STORED ROWS:
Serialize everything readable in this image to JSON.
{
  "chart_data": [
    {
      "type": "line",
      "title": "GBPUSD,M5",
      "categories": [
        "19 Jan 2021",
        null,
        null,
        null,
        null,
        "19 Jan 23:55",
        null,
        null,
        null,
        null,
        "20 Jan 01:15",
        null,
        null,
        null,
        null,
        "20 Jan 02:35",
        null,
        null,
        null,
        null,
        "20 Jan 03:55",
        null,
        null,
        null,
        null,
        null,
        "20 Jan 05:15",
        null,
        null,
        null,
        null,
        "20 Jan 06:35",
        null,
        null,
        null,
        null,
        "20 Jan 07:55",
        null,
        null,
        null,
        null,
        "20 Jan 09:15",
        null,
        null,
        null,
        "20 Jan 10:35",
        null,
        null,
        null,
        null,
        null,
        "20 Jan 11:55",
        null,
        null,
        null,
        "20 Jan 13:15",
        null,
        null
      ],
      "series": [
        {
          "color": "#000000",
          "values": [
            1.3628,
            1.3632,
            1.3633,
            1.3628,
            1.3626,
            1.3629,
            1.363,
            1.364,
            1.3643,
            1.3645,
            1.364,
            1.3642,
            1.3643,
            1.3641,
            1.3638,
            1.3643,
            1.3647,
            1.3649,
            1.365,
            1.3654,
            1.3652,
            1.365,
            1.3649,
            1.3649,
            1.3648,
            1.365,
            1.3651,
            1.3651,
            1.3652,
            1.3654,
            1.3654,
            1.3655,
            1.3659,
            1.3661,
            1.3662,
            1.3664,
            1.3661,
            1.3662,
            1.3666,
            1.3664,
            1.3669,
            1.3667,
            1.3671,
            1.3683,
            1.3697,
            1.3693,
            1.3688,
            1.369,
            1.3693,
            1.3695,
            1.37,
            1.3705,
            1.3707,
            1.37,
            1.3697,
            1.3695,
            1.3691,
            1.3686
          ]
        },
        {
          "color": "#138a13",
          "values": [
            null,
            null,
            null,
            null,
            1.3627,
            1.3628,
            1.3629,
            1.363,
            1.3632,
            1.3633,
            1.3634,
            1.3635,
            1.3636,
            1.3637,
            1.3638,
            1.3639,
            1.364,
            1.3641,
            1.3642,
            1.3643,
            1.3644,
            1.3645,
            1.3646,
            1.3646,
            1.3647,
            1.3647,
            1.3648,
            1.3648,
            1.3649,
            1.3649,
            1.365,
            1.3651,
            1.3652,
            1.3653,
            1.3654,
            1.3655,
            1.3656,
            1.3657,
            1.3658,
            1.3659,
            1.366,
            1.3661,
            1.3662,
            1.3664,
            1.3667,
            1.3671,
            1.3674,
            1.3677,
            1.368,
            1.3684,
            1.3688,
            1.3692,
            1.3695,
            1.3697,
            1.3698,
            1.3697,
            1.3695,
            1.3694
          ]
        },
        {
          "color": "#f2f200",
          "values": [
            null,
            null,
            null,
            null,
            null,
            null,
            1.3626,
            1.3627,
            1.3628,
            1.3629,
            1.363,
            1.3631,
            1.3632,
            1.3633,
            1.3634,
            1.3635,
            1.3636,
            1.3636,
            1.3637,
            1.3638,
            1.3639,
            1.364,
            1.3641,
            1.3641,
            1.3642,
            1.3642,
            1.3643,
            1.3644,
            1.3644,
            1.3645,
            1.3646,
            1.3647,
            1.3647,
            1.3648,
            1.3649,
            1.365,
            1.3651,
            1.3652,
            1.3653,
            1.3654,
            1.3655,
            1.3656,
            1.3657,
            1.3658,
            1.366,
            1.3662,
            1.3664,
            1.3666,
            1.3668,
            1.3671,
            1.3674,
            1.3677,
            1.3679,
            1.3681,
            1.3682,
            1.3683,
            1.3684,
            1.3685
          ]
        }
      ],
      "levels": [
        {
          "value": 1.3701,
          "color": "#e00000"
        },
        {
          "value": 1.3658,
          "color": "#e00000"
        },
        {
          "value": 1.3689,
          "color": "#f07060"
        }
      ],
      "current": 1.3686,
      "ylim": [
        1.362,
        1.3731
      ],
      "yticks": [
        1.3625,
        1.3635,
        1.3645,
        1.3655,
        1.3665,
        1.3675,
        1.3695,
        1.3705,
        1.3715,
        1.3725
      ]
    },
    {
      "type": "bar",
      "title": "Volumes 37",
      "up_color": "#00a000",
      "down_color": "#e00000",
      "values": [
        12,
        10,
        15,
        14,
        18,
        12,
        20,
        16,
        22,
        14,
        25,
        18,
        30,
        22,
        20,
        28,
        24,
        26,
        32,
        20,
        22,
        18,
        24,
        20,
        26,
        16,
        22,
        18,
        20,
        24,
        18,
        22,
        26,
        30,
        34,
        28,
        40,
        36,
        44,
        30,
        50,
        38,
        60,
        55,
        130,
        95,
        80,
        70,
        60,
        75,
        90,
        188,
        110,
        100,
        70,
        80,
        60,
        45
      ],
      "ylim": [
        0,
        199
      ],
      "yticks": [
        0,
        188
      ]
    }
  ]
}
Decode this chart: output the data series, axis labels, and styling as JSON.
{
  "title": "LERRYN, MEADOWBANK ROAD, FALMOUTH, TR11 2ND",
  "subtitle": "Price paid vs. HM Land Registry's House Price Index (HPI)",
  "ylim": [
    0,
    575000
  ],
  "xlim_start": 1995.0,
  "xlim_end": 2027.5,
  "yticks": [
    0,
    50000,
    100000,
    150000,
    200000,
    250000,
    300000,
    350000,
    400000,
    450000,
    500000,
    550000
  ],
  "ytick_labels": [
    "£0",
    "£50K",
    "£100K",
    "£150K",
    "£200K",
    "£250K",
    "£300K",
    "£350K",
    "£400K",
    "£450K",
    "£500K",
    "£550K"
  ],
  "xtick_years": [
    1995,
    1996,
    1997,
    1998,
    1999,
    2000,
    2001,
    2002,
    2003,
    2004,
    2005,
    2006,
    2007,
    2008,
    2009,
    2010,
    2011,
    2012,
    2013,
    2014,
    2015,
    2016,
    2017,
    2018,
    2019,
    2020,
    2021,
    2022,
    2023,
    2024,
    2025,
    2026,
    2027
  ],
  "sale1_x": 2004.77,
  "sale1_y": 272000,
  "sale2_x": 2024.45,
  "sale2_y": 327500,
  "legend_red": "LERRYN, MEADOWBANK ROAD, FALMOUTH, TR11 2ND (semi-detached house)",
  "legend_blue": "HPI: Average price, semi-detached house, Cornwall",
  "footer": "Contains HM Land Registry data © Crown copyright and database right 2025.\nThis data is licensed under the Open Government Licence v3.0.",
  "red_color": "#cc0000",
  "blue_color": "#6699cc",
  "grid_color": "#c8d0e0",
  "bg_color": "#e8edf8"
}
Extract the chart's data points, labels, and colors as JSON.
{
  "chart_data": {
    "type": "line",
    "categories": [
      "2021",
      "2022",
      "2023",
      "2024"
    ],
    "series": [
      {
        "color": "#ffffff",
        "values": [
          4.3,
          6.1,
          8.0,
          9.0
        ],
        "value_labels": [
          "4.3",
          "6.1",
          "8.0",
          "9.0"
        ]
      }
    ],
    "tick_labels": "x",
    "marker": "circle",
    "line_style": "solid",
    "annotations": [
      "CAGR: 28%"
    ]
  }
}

EXERCISE REQUIREMENTS:
Write out every entry again, keeping each line exactly the same.

FINAL RESULT:
Serialize everything readable in this image to JSON.
{
  "chart_data": [
    {
      "type": "line",
      "title": "GBPUSD,M5",
      "categories": [
        "19 Jan 2021",
        null,
        null,
        null,
        null,
        "19 Jan 23:55",
        null,
        null,
        null,
        null,
        "20 Jan 01:15",
        null,
        null,
        null,
        null,
        "20 Jan 02:35",
        null,
        null,
        null,
        null,
        "20 Jan 03:55",
        null,
        null,
        null,
        null,
        null,
        "20 Jan 05:15",
        null,
        null,
        null,
        null,
        "20 Jan 06:35",
        null,
        null,
        null,
        null,
        "20 Jan 07:55",
        null,
        null,
        null,
        null,
        "20 Jan 09:15",
        null,
        null,
        null,
        "20 Jan 10:35",
        null,
        null,
        null,
        null,
        null,
        "20 Jan 11:55",
        null,
        null,
        null,
        "20 Jan 13:15",
        null,
        null
      ],
      "series": [
        {
          "color": "#000000",
          "values": [
            1.3628,
            1.3632,
            1.3633,
            1.3628,
            1.3626,
            1.3629,
            1.363,
            1.364,
            1.3643,
            1.3645,
            1.364,
            1.3642,
            1.3643,
            1.3641,
            1.3638,
            1.3643,
            1.3647,
            1.3649,
            1.365,
            1.3654,
            1.3652,
            1.365,
            1.3649,
            1.3649,
            1.3648,
            1.365,
            1.3651,
            1.3651,
            1.3652,
            1.3654,
            1.3654,
            1.3655,
            1.3659,
            1.3661,
            1.3662,
            1.3664,
            1.3661,
            1.3662,
            1.3666,
            1.3664,
            1.3669,
            1.3667,
            1.3671,
            1.3683,
            1.3697,
            1.3693,
            1.3688,
            1.369,
            1.3693,
            1.3695,
            1.37,
            1.3705,
            1.3707,
            1.37,
            1.3697,
            1.3695,
            1.3691,
            1.3686
          ]
        },
        {
          "color": "#138a13",
          "values": [
            null,
            null,
            null,
            null,
            1.3627,
            1.3628,
            1.3629,
            1.363,
            1.3632,
            1.3633,
            1.3634,
            1.3635,
            1.3636,
            1.3637,
            1.3638,
            1.3639,
            1.364,
            1.3641,
            1.3642,
            1.3643,
            1.3644,
            1.3645,
            1.3646,
            1.3646,
            1.3647,
            1.3647,
            1.3648,
            1.3648,
            1.3649,
            1.3649,
            1.365,
            1.3651,
            1.3652,
            1.3653,
            1.3654,
            1.3655,
            1.3656,
            1.3657,
            1.3658,
            1.3659,
            1.366,
            1.3661,
            1.3662,
            1.3664,
            1.3667,
            1.3671,
            1.3674,
            1.3677,
            1.368,
            1.3684,
            1.3688,
            1.3692,
            1.3695,
            1.3697,
            1.3698,
            1.3697,
            1.3695,
            1.3694
          ]
        },
        {
          "color": "#f2f200",
          "values": [
            null,
            null,
            null,
            null,
            null,
            null,
            1.3626,
            1.3627,
            1.3628,
            1.3629,
            1.363,
            1.3631,
            1.3632,
            1.3633,
            1.3634,
            1.3635,
            1.3636,
            1.3636,
            1.3637,
            1.3638,
            1.3639,
            1.364,
            1.3641,
            1.3641,
            1.3642,
            1.3642,
            1.3643,
            1.3644,
            1.3644,
            1.3645,
            1.3646,
            1.3647,
            1.3647,
            1.3648,
            1.3649,
            1.365,
            1.3651,
            1.3652,
            1.3653,
            1.3654,
            1.3655,
            1.3656,
            1.3657,
            1.3658,
            1.366,
            1.3662,
            1.3664,
            1.3666,
            1.3668,
            1.3671,
            1.3674,
            1.3677,
            1.3679,
            1.3681,
            1.3682,
            1.3683,
            1.3684,
            1.3685
          ]
        }
      ],
      "levels": [
        {
          "value": 1.3701,
          "color": "#e00000"
        },
        {
          "value": 1.3658,
          "color": "#e00000"
        },
        {
          "value": 1.3689,
          "color": "#f07060"
        }
      ],
      "current": 1.3686,
      "ylim": [
        1.362,
        1.3731
      ],
      "yticks": [
        1.3625,
        1.3635,
        1.3645,
        1.3655,
        1.3665,
        1.3675,
        1.3695,
        1.3705,
        1.3715,
        1.3725
      ]
    },
    {
      "type": "bar",
      "title": "Volumes 37",
      "up_color": "#00a000",
      "down_color": "#e00000",
      "values": [
        12,
        10,
        15,
        14,
        18,
        12,
        20,
        16,
        22,
        14,
        25,
        18,
        30,
        22,
        20,
        28,
        24,
        26,
        32,
        20,
        22,
        18,
        24,
        20,
        26,
        16,
        22,
        18,
        20,
        24,
        18,
        22,
        26,
        30,
        34,
        28,
        40,
        36,
        44,
        30,
        50,
        38,
        60,
        55,
        130,
        95,
        80,
        70,
        60,
        75,
        90,
        188,
        110,
        100,
        70,
        80,
        60,
        45
      ],
      "ylim": [
        0,
        199
      ],
      "yticks": [
        0,
        188
      ]
    }
  ]
}
Decode this chart: output the data series, axis labels, and styling as JSON.
{
  "title": "LERRYN, MEADOWBANK ROAD, FALMOUTH, TR11 2ND",
  "subtitle": "Price paid vs. HM Land Registry's House Price Index (HPI)",
  "ylim": [
    0,
    575000
  ],
  "xlim_start": 1995.0,
  "xlim_end": 2027.5,
  "yticks": [
    0,
    50000,
    100000,
    150000,
    200000,
    250000,
    300000,
    350000,
    400000,
    450000,
    500000,
    550000
  ],
  "ytick_labels": [
    "£0",
    "£50K",
    "£100K",
    "£150K",
    "£200K",
    "£250K",
    "£300K",
    "£350K",
    "£400K",
    "£450K",
    "£500K",
    "£550K"
  ],
  "xtick_years": [
    1995,
    1996,
    1997,
    1998,
    1999,
    2000,
    2001,
    2002,
    2003,
    2004,
    2005,
    2006,
    2007,
    2008,
    2009,
    2010,
    2011,
    2012,
    2013,
    2014,
    2015,
    2016,
    2017,
    2018,
    2019,
    2020,
    2021,
    2022,
    2023,
    2024,
    2025,
    2026,
    2027
  ],
  "sale1_x": 2004.77,
  "sale1_y": 272000,
  "sale2_x": 2024.45,
  "sale2_y": 327500,
  "legend_red": "LERRYN, MEADOWBANK ROAD, FALMOUTH, TR11 2ND (semi-detached house)",
  "legend_blue": "HPI: Average price, semi-detached house, Cornwall",
  "footer": "Contains HM Land Registry data © Crown copyright and database right 2025.\nThis data is licensed under the Open Government Licence v3.0.",
  "red_color": "#cc0000",
  "blue_color": "#6699cc",
  "grid_color": "#c8d0e0",
  "bg_color": "#e8edf8"
}
Extract the chart's data points, labels, and colors as JSON.
{
  "chart_data": {
    "type": "line",
    "categories": [
      "2021",
      "2022",
      "2023",
      "2024"
    ],
    "series": [
      {
        "color": "#ffffff",
        "values": [
          4.3,
          6.1,
          8.0,
          9.0
        ],
        "value_labels": [
          "4.3",
          "6.1",
          "8.0",
          "9.0"
        ]
      }
    ],
    "tick_labels": "x",
    "marker": "circle",
    "line_style": "solid",
    "annotations": [
      "CAGR: 28%"
    ]
  }
}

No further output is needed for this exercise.